Motor Unit Activation

A motor unit consists of an alpha-motor neuron and the muscle fibers it innervates. Depending on the size of the motor unit, the alpha-motor neuron connects to between 10 and 1,000 muscle fibers and sends a signal to trigger simultaneous contraction of all the fibers in that motor unit. This synchronized contraction allows the muscle to make coordinated movements. For movements requiring little force, such as picking up a pencil, you recruit small motor units in your arm muscles. For high-force movements, such as picking up a brick, you will recruit large motor units in addition to the small ones to execute the movement.

Stimulation Frequency

A single stimulus of the muscle fiber from the nervous system will produce a small amount of muscle force, followed by a muscle relaxation as the fiber returns to baseline. However, if the nervous system delivers several stimuli before the fibers can fully relax, the muscle fibers produce more force than they would in response to a single stimulus. Continual nervous system stimulation of the motor unit and muscle fibers yields the maximal force possible of the given muscle fibers, increasing the strength of the muscle contraction.

Problems and tasks:
1. List each pattern of nervous system stimulation of muscle fibers that the muscle passage describes.
2. From the muscle passage, write out everything from "A single stimulus of" down to "the muscle contraction.".

Document understanding data:
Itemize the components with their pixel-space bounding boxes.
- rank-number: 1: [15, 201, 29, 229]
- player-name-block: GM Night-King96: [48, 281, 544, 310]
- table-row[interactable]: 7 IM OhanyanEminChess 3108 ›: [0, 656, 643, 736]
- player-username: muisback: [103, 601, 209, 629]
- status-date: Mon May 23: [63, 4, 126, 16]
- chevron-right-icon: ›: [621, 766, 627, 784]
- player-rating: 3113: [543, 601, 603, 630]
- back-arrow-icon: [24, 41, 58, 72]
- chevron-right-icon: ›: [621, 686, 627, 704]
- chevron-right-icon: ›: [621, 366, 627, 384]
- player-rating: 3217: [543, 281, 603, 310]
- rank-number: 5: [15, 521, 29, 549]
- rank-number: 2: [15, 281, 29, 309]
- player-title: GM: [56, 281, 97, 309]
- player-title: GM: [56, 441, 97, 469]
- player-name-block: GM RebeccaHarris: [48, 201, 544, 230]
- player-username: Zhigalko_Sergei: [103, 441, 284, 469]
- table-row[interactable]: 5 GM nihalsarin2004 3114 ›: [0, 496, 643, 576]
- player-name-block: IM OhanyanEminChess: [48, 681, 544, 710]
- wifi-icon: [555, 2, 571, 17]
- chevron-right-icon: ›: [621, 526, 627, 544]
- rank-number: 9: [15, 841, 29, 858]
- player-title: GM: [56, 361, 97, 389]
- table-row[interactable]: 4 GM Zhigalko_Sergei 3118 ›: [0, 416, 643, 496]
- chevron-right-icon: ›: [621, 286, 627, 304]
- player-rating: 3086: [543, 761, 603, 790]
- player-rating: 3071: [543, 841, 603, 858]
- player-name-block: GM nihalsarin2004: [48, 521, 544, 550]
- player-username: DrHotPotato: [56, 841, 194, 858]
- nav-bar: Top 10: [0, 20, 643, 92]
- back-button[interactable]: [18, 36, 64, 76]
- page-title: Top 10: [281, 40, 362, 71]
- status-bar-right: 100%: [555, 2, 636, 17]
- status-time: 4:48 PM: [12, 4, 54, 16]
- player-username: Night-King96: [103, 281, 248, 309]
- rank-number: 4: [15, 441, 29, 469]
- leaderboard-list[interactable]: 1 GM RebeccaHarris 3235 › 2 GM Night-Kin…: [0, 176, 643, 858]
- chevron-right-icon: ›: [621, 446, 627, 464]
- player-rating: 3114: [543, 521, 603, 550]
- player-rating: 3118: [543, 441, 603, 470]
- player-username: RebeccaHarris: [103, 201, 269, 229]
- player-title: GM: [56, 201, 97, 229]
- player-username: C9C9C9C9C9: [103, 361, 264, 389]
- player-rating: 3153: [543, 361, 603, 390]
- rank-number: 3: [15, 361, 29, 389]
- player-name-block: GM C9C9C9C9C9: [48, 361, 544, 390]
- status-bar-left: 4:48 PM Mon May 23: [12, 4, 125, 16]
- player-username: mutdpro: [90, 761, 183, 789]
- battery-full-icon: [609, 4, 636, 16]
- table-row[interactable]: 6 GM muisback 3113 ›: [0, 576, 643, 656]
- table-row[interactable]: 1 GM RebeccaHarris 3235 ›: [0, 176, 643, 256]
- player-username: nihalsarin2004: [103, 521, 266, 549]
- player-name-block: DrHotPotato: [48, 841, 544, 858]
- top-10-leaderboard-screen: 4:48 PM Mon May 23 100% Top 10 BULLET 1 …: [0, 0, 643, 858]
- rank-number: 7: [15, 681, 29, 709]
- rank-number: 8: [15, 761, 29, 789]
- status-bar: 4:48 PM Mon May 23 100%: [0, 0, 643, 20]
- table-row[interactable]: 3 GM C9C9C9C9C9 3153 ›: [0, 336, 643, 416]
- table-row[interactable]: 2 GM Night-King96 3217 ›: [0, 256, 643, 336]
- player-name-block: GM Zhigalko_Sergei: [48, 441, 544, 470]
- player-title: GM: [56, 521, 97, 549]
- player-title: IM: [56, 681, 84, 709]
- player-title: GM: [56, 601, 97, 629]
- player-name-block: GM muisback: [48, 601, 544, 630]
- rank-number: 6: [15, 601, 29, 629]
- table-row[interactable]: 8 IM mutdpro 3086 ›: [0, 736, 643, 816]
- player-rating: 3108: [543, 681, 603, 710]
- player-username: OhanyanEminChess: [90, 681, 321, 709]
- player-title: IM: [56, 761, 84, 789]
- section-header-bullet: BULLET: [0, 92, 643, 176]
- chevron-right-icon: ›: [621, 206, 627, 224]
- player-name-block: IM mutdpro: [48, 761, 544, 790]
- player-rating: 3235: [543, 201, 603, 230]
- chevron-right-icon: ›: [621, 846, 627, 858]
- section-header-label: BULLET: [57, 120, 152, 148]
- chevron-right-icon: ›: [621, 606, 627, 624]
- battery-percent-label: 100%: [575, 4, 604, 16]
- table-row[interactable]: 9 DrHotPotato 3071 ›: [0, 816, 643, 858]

Solved tasks:
1.
- A single stimulus of the muscle fiber
- Several stimuli delivered before the fibers can fully relax
- Continual stimulation of the motor unit and muscle fibers

2.
A single stimulus of the muscle fiber from the nervous system will produce a small amount of muscle force, followed by a muscle relaxation as the fiber returns to baseline. However, if the nervous system delivers several stimuli before the fibers can fully relax, the muscle fibers produce more force than they would in response to a single stimulus. Continual nervous system stimulation of the motor unit and muscle fibers yields the maximal force possible of the given muscle fibers, increasing the strength of the muscle contraction.